PROVIDED INFORMATION:

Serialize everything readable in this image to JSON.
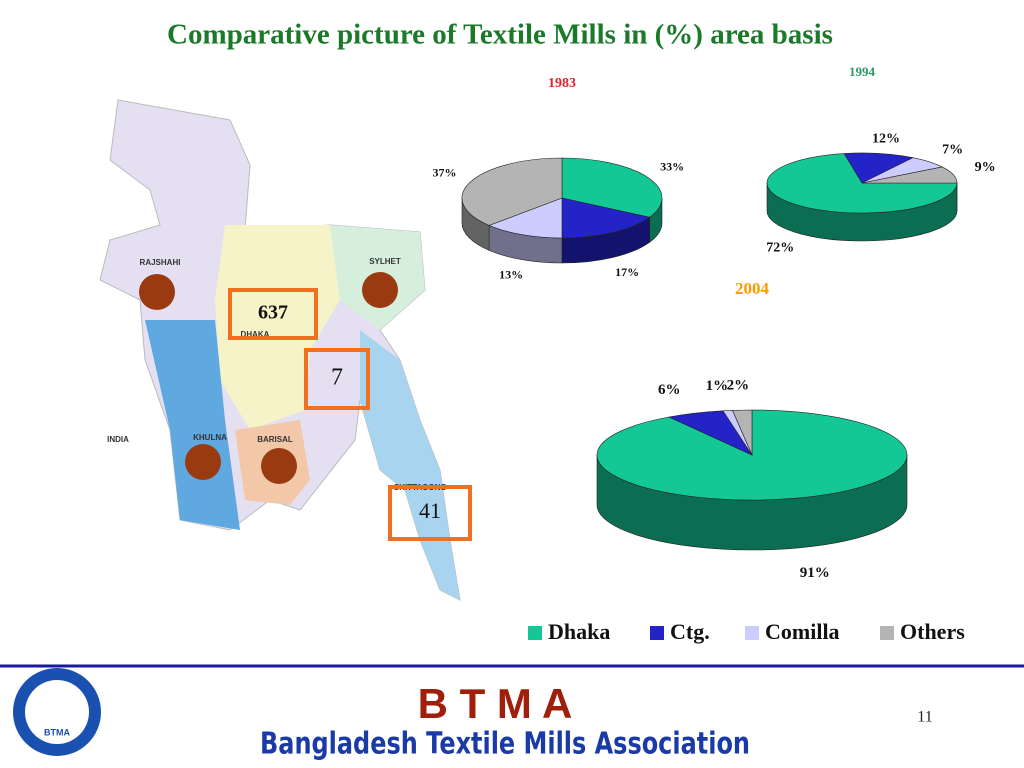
{
  "title": "Comparative picture of Textile Mills in (%) area basis",
  "chart_data": [
    {
      "type": "pie",
      "title": "1983",
      "categories": [
        "Dhaka",
        "Ctg.",
        "Comilla",
        "Others"
      ],
      "colors": [
        "#14c896",
        "#2323c8",
        "#ccccff",
        "#b4b4b4"
      ],
      "values": [
        33,
        17,
        13,
        37
      ],
      "value_labels": [
        "33%",
        "17%",
        "13%",
        "37%"
      ],
      "legend": true
    },
    {
      "type": "pie",
      "title": "1994",
      "categories": [
        "Dhaka",
        "Ctg.",
        "Comilla",
        "Others"
      ],
      "colors": [
        "#14c896",
        "#2323c8",
        "#ccccff",
        "#b4b4b4"
      ],
      "values": [
        72,
        12,
        7,
        9
      ],
      "value_labels": [
        "72%",
        "12%",
        "7%",
        "9%"
      ]
    },
    {
      "type": "pie",
      "title": "2004",
      "categories": [
        "Dhaka",
        "Ctg.",
        "Comilla",
        "Others"
      ],
      "colors": [
        "#14c896",
        "#2323c8",
        "#ccccff",
        "#b4b4b4"
      ],
      "values": [
        91,
        6,
        1,
        2
      ],
      "value_labels": [
        "91%",
        "6%",
        "1%",
        "2%"
      ]
    }
  ],
  "map": {
    "regions": [
      "RAJSHAHI",
      "SYLHET",
      "DHAKA",
      "KHULNA",
      "BARISAL",
      "CHITTAGONG",
      "INDIA"
    ],
    "boxes": [
      "637",
      "7",
      "41"
    ]
  },
  "footer": {
    "logo": "BTMA",
    "acronym": "B T M A",
    "name": "Bangladesh Textile Mills Association",
    "page": "11"
  }
}
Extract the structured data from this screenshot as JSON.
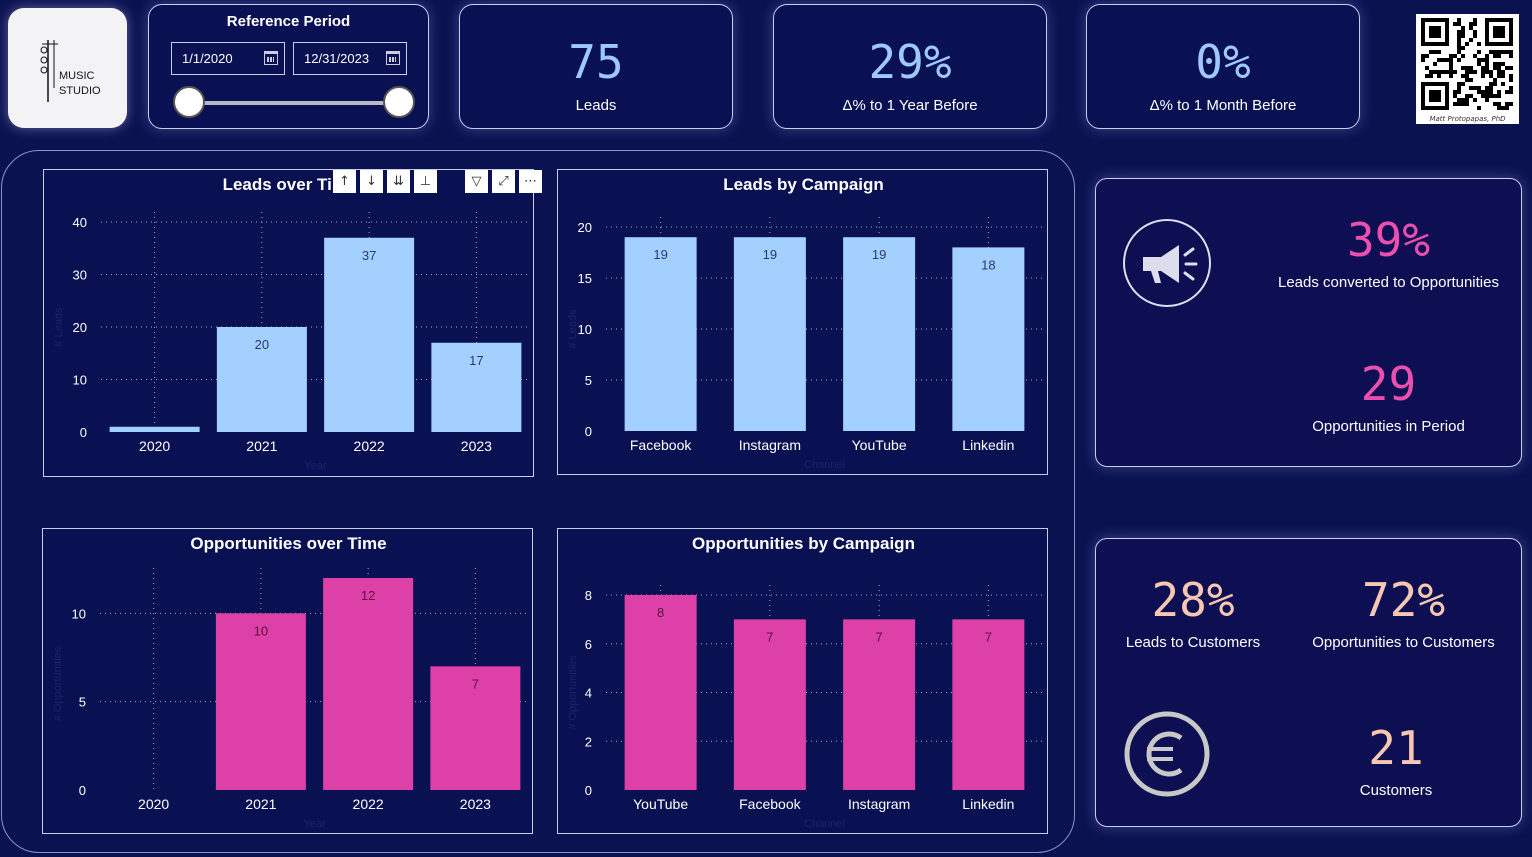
{
  "logo": {
    "line1": "MUSIC",
    "line2": "STUDIO"
  },
  "reference_period": {
    "title": "Reference Period",
    "start_date": "1/1/2020",
    "end_date": "12/31/2023",
    "slider_start_fraction": 0,
    "slider_end_fraction": 1
  },
  "kpis": [
    {
      "value": "75",
      "label": "Leads"
    },
    {
      "value": "29%",
      "label": "Δ% to 1 Year Before"
    },
    {
      "value": "0%",
      "label": "Δ% to 1 Month Before"
    }
  ],
  "qr_caption": "Matt Protopapas, PhD",
  "toolbar": {
    "icons": [
      "↑",
      "↓",
      "⇊",
      "⊥",
      "▽",
      "⤢",
      "⋯"
    ]
  },
  "conversion_card": {
    "pct": "39%",
    "pct_label": "Leads converted to Opportunities",
    "count": "29",
    "count_label": "Opportunities in Period"
  },
  "customer_card": {
    "leads_pct": "28%",
    "leads_label": "Leads to Customers",
    "opp_pct": "72%",
    "opp_label": "Opportunities to Customers",
    "customers": "21",
    "customers_label": "Customers"
  },
  "colors": {
    "leads": "#a3d0ff",
    "opps": "#dd40a6",
    "pink_text": "#ea4fb0",
    "peach_text": "#f6c7b1"
  },
  "chart_data": [
    {
      "type": "bar",
      "title": "Leads over Time",
      "xlabel": "Year",
      "ylabel": "# Leads",
      "categories": [
        "2020",
        "2021",
        "2022",
        "2023"
      ],
      "values": [
        1,
        20,
        37,
        17
      ],
      "data_labels": [
        "",
        "20",
        "37",
        "17"
      ],
      "yticks": [
        0,
        10,
        20,
        30,
        40
      ],
      "ylim": [
        0,
        40
      ]
    },
    {
      "type": "bar",
      "title": "Leads by Campaign",
      "xlabel": "Channel",
      "ylabel": "# Leads",
      "categories": [
        "Facebook",
        "Instagram",
        "YouTube",
        "Linkedin"
      ],
      "values": [
        19,
        19,
        19,
        18
      ],
      "data_labels": [
        "19",
        "19",
        "19",
        "18"
      ],
      "yticks": [
        0,
        5,
        10,
        15,
        20
      ],
      "ylim": [
        0,
        20
      ]
    },
    {
      "type": "bar",
      "title": "Opportunities over Time",
      "xlabel": "Year",
      "ylabel": "# Opportunities",
      "categories": [
        "2020",
        "2021",
        "2022",
        "2023"
      ],
      "values": [
        0,
        10,
        12,
        7
      ],
      "data_labels": [
        "",
        "10",
        "12",
        "7"
      ],
      "yticks": [
        0,
        5,
        10
      ],
      "ylim": [
        0,
        12
      ]
    },
    {
      "type": "bar",
      "title": "Opportunities by Campaign",
      "xlabel": "Channel",
      "ylabel": "# Opportunities",
      "categories": [
        "YouTube",
        "Facebook",
        "Instagram",
        "Linkedin"
      ],
      "values": [
        8,
        7,
        7,
        7
      ],
      "data_labels": [
        "8",
        "7",
        "7",
        "7"
      ],
      "yticks": [
        0,
        2,
        4,
        6,
        8
      ],
      "ylim": [
        0,
        8
      ]
    }
  ]
}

AIM: The records above must be echoed exactly, minus their pictures.

THE ANSWER:
Serialize everything readable in this image to JSON.
{
  "title": "Comparative picture of Textile Mills in (%) area basis",
  "chart_data": [
    {
      "type": "pie",
      "title": "1983",
      "categories": [
        "Dhaka",
        "Ctg.",
        "Comilla",
        "Others"
      ],
      "colors": [
        "#14c896",
        "#2323c8",
        "#ccccff",
        "#b4b4b4"
      ],
      "values": [
        33,
        17,
        13,
        37
      ],
      "value_labels": [
        "33%",
        "17%",
        "13%",
        "37%"
      ],
      "legend": true
    },
    {
      "type": "pie",
      "title": "1994",
      "categories": [
        "Dhaka",
        "Ctg.",
        "Comilla",
        "Others"
      ],
      "colors": [
        "#14c896",
        "#2323c8",
        "#ccccff",
        "#b4b4b4"
      ],
      "values": [
        72,
        12,
        7,
        9
      ],
      "value_labels": [
        "72%",
        "12%",
        "7%",
        "9%"
      ]
    },
    {
      "type": "pie",
      "title": "2004",
      "categories": [
        "Dhaka",
        "Ctg.",
        "Comilla",
        "Others"
      ],
      "colors": [
        "#14c896",
        "#2323c8",
        "#ccccff",
        "#b4b4b4"
      ],
      "values": [
        91,
        6,
        1,
        2
      ],
      "value_labels": [
        "91%",
        "6%",
        "1%",
        "2%"
      ]
    }
  ],
  "map": {
    "regions": [
      "RAJSHAHI",
      "SYLHET",
      "DHAKA",
      "KHULNA",
      "BARISAL",
      "CHITTAGONG",
      "INDIA"
    ],
    "boxes": [
      "637",
      "7",
      "41"
    ]
  },
  "footer": {
    "logo": "BTMA",
    "acronym": "B T M A",
    "name": "Bangladesh Textile Mills Association",
    "page": "11"
  }
}
Extract the structured data from this screenshot as JSON.
{
  "logo": {
    "line1": "MUSIC",
    "line2": "STUDIO"
  },
  "reference_period": {
    "title": "Reference Period",
    "start_date": "1/1/2020",
    "end_date": "12/31/2023",
    "slider_start_fraction": 0,
    "slider_end_fraction": 1
  },
  "kpis": [
    {
      "value": "75",
      "label": "Leads"
    },
    {
      "value": "29%",
      "label": "Δ% to 1 Year Before"
    },
    {
      "value": "0%",
      "label": "Δ% to 1 Month Before"
    }
  ],
  "qr_caption": "Matt Protopapas, PhD",
  "toolbar": {
    "icons": [
      "↑",
      "↓",
      "⇊",
      "⊥",
      "▽",
      "⤢",
      "⋯"
    ]
  },
  "conversion_card": {
    "pct": "39%",
    "pct_label": "Leads converted to Opportunities",
    "count": "29",
    "count_label": "Opportunities in Period"
  },
  "customer_card": {
    "leads_pct": "28%",
    "leads_label": "Leads to Customers",
    "opp_pct": "72%",
    "opp_label": "Opportunities to Customers",
    "customers": "21",
    "customers_label": "Customers"
  },
  "colors": {
    "leads": "#a3d0ff",
    "opps": "#dd40a6",
    "pink_text": "#ea4fb0",
    "peach_text": "#f6c7b1"
  },
  "chart_data": [
    {
      "type": "bar",
      "title": "Leads over Time",
      "xlabel": "Year",
      "ylabel": "# Leads",
      "categories": [
        "2020",
        "2021",
        "2022",
        "2023"
      ],
      "values": [
        1,
        20,
        37,
        17
      ],
      "data_labels": [
        "",
        "20",
        "37",
        "17"
      ],
      "yticks": [
        0,
        10,
        20,
        30,
        40
      ],
      "ylim": [
        0,
        40
      ]
    },
    {
      "type": "bar",
      "title": "Leads by Campaign",
      "xlabel": "Channel",
      "ylabel": "# Leads",
      "categories": [
        "Facebook",
        "Instagram",
        "YouTube",
        "Linkedin"
      ],
      "values": [
        19,
        19,
        19,
        18
      ],
      "data_labels": [
        "19",
        "19",
        "19",
        "18"
      ],
      "yticks": [
        0,
        5,
        10,
        15,
        20
      ],
      "ylim": [
        0,
        20
      ]
    },
    {
      "type": "bar",
      "title": "Opportunities over Time",
      "xlabel": "Year",
      "ylabel": "# Opportunities",
      "categories": [
        "2020",
        "2021",
        "2022",
        "2023"
      ],
      "values": [
        0,
        10,
        12,
        7
      ],
      "data_labels": [
        "",
        "10",
        "12",
        "7"
      ],
      "yticks": [
        0,
        5,
        10
      ],
      "ylim": [
        0,
        12
      ]
    },
    {
      "type": "bar",
      "title": "Opportunities by Campaign",
      "xlabel": "Channel",
      "ylabel": "# Opportunities",
      "categories": [
        "YouTube",
        "Facebook",
        "Instagram",
        "Linkedin"
      ],
      "values": [
        8,
        7,
        7,
        7
      ],
      "data_labels": [
        "8",
        "7",
        "7",
        "7"
      ],
      "yticks": [
        0,
        2,
        4,
        6,
        8
      ],
      "ylim": [
        0,
        8
      ]
    }
  ]
}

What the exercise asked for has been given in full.